Problem statement:
Which lines run from the one containing "animal-words-1: tiger camel" through the one containing "exercise-sentence: 4) The"? Extract that part, both end lines included, and repeat those lines exactly.

Supplied records:
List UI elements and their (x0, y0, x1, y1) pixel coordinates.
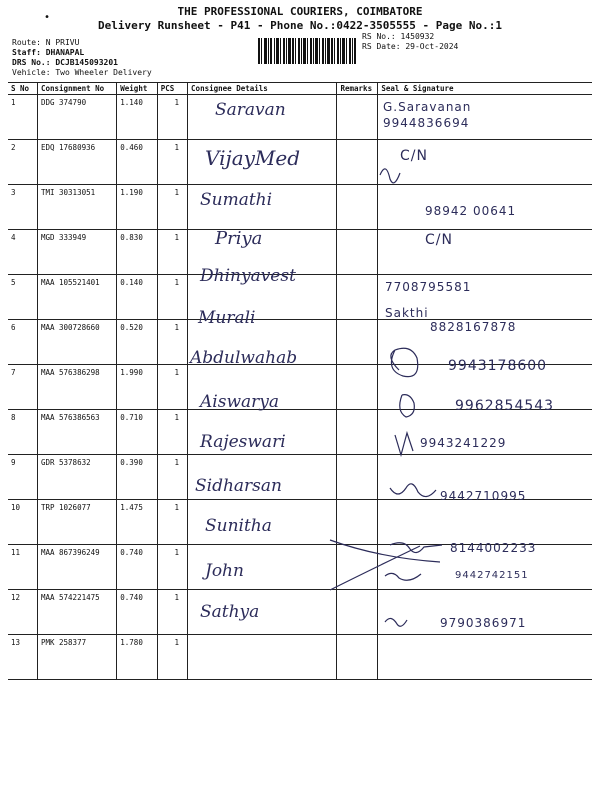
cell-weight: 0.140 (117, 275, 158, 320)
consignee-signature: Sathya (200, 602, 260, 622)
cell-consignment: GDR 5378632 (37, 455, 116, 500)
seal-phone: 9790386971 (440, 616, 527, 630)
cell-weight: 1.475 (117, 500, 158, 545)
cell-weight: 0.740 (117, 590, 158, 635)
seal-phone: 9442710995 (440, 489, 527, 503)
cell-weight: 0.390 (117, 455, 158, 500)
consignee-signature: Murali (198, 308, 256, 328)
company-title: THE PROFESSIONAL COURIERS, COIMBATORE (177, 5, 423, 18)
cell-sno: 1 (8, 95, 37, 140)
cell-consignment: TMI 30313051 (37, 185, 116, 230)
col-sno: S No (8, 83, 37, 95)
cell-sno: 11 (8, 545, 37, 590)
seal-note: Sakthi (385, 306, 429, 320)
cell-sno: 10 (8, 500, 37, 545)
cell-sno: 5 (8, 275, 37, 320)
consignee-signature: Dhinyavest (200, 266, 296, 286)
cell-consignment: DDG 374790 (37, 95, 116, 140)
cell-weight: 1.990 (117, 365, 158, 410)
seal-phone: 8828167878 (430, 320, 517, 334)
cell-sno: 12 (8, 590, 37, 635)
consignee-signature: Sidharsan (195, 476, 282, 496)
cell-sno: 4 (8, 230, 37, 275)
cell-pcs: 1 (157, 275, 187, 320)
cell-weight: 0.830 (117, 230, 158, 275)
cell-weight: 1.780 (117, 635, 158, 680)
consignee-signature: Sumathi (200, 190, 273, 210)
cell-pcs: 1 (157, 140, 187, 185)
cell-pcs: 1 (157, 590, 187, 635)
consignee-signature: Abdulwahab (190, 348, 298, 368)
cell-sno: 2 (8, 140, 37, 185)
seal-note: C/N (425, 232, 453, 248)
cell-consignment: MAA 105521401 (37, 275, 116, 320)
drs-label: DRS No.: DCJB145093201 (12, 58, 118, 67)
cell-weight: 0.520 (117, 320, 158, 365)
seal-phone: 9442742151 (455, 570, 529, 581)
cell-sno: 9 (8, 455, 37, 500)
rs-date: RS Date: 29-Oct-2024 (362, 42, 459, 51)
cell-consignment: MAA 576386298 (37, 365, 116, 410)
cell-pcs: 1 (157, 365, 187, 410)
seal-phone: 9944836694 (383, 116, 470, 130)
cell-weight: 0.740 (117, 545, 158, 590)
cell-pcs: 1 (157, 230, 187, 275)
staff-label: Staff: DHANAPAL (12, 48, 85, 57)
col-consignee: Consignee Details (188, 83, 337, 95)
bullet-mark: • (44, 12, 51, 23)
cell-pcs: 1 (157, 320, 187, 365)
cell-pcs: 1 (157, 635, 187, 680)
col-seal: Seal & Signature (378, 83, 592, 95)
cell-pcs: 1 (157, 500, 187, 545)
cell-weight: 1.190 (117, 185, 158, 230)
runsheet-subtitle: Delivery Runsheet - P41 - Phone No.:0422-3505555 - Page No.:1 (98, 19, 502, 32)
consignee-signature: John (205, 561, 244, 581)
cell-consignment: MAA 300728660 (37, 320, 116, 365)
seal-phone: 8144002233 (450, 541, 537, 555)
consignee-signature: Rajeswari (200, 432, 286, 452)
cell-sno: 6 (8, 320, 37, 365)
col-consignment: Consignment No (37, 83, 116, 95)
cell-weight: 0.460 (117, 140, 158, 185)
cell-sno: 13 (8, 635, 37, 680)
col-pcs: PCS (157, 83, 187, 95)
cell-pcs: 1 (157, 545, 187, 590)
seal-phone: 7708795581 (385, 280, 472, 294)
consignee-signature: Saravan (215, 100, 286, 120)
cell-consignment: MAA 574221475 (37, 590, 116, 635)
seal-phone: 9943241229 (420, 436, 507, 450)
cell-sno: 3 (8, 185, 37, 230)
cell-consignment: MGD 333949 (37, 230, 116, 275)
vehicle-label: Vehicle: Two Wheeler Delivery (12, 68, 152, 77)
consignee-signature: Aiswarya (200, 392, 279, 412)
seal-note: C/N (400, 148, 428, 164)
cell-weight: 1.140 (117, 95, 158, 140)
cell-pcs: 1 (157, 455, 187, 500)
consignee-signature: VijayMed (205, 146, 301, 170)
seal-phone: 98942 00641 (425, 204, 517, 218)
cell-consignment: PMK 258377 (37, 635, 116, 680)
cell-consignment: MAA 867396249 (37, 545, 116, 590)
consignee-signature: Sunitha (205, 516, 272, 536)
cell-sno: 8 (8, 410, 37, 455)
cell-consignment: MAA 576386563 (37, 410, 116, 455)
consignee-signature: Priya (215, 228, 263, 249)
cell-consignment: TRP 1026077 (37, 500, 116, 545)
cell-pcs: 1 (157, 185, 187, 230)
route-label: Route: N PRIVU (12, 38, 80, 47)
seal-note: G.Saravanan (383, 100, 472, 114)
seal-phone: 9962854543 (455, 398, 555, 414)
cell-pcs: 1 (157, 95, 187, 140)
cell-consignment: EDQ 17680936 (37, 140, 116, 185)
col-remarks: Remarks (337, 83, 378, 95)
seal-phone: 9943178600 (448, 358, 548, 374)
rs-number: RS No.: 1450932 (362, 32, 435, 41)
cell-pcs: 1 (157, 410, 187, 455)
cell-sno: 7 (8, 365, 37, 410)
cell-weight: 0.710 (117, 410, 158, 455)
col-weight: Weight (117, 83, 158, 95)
---
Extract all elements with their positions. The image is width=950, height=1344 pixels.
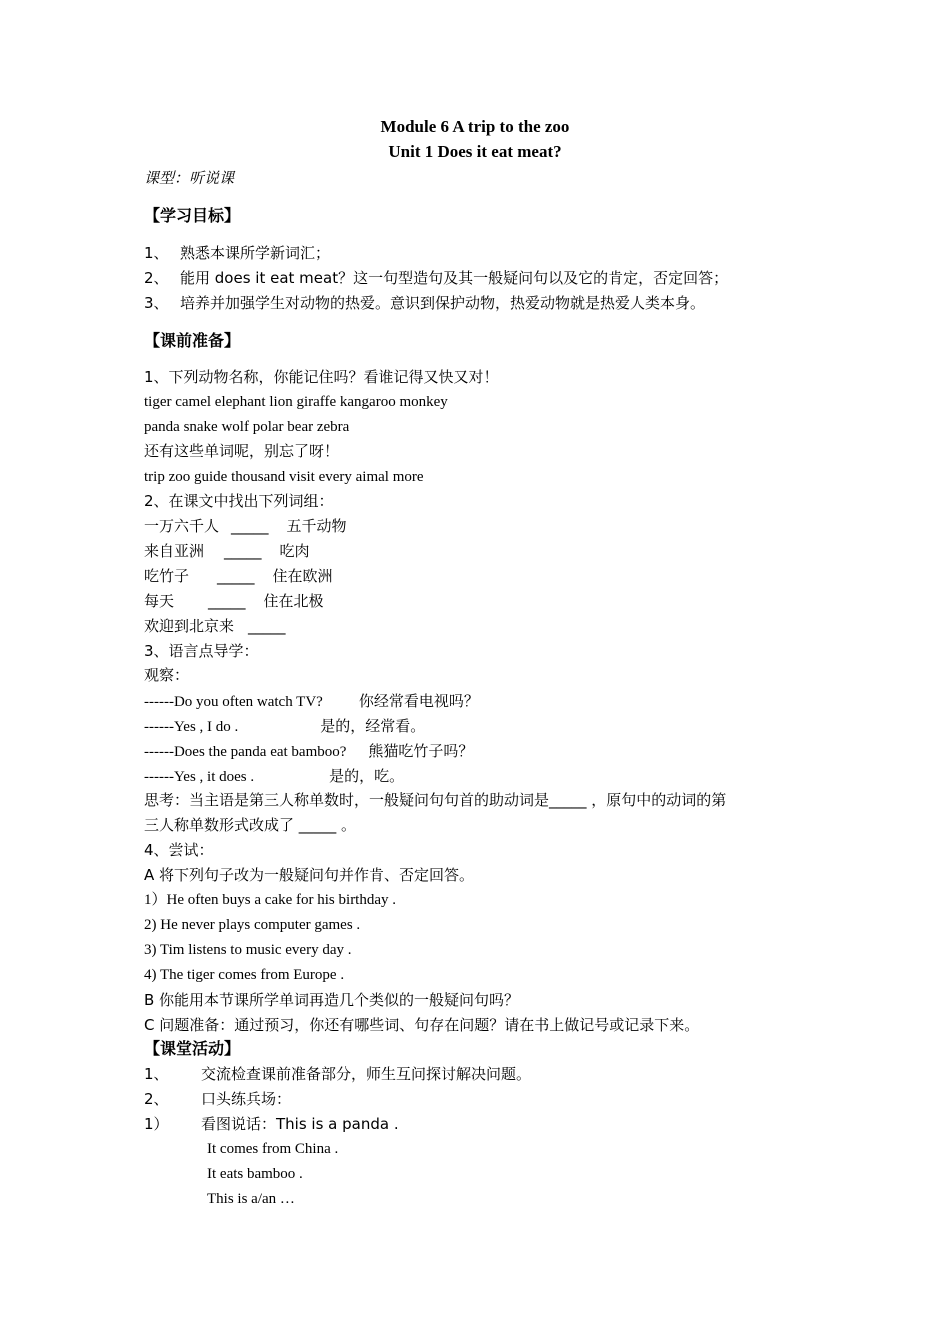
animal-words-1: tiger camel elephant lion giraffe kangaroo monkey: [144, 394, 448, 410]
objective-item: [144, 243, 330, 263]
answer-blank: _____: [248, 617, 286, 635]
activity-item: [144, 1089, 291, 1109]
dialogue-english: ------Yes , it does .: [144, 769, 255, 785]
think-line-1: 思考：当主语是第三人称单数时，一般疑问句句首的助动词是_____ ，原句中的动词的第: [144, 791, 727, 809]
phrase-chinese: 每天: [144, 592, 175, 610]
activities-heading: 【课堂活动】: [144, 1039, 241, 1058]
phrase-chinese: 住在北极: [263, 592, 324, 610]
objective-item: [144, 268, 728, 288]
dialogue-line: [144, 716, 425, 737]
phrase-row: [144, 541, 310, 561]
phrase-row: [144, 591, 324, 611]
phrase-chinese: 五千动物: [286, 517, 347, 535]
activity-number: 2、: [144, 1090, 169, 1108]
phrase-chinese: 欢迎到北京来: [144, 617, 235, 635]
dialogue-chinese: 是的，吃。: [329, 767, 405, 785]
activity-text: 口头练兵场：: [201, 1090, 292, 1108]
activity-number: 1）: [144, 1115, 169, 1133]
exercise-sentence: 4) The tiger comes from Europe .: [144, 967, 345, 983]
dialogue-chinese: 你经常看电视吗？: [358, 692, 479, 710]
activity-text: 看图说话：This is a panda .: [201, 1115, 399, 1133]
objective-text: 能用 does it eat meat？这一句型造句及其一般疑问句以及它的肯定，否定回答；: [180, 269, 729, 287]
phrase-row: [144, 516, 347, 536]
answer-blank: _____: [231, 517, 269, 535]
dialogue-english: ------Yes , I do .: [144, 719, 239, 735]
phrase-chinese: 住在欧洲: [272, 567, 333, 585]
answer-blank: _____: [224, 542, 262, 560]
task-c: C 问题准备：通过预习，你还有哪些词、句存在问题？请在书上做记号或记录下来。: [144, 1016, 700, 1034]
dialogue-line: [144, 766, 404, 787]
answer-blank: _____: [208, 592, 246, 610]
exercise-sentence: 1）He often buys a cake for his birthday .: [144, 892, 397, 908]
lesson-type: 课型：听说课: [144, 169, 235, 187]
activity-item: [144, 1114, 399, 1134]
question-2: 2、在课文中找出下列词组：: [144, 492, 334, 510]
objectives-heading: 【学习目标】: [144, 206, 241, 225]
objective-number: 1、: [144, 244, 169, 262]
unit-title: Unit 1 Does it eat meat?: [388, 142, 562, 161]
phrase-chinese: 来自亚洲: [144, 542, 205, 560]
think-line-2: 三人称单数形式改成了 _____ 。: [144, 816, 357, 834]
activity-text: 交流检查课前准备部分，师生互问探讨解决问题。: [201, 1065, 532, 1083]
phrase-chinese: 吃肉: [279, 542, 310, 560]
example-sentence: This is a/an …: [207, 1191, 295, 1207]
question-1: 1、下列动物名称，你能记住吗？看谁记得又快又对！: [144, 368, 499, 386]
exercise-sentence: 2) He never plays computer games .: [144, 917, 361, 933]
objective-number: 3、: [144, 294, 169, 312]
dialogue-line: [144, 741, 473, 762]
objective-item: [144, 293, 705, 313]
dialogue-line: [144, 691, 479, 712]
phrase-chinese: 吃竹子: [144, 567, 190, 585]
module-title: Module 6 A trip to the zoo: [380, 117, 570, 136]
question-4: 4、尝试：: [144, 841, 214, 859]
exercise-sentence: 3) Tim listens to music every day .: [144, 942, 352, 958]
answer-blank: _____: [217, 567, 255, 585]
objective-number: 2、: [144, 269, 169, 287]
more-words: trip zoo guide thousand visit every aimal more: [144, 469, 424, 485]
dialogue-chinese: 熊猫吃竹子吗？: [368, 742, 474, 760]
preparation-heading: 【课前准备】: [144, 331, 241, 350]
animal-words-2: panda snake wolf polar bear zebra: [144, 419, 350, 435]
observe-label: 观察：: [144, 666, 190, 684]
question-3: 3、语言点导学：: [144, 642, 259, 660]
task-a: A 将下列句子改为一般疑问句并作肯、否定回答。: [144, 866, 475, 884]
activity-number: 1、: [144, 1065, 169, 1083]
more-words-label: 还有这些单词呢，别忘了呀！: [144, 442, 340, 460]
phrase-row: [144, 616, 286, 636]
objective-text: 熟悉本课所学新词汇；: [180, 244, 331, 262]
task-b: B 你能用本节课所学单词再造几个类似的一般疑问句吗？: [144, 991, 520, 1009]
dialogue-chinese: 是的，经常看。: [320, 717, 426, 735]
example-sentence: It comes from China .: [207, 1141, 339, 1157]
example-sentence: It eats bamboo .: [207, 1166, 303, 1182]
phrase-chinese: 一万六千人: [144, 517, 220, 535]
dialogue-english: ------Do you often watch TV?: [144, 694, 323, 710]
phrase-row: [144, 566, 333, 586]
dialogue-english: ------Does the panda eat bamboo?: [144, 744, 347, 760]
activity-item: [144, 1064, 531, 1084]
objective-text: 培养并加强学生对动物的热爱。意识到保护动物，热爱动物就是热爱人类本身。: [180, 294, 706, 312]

Correct answer:
animal-words-1: tiger camel elephant lion giraffe kangaroo monkey: [144, 394, 448, 410]
objective-item: [144, 243, 330, 263]
answer-blank: _____: [248, 617, 286, 635]
activity-item: [144, 1089, 291, 1109]
dialogue-english: ------Yes , it does .: [144, 769, 255, 785]
think-line-1: 思考：当主语是第三人称单数时，一般疑问句句首的助动词是_____ ，原句中的动词的第: [144, 791, 727, 809]
phrase-chinese: 每天: [144, 592, 175, 610]
activities-heading: 【课堂活动】: [144, 1039, 241, 1058]
phrase-chinese: 住在北极: [263, 592, 324, 610]
objective-item: [144, 268, 728, 288]
dialogue-line: [144, 716, 425, 737]
phrase-row: [144, 541, 310, 561]
phrase-row: [144, 591, 324, 611]
phrase-chinese: 五千动物: [286, 517, 347, 535]
activity-number: 2、: [144, 1090, 169, 1108]
phrase-chinese: 欢迎到北京来: [144, 617, 235, 635]
dialogue-chinese: 是的，吃。: [329, 767, 405, 785]
activity-text: 口头练兵场：: [201, 1090, 292, 1108]
activity-number: 1）: [144, 1115, 169, 1133]
exercise-sentence: 4) The tiger comes from Europe .: [144, 967, 345, 983]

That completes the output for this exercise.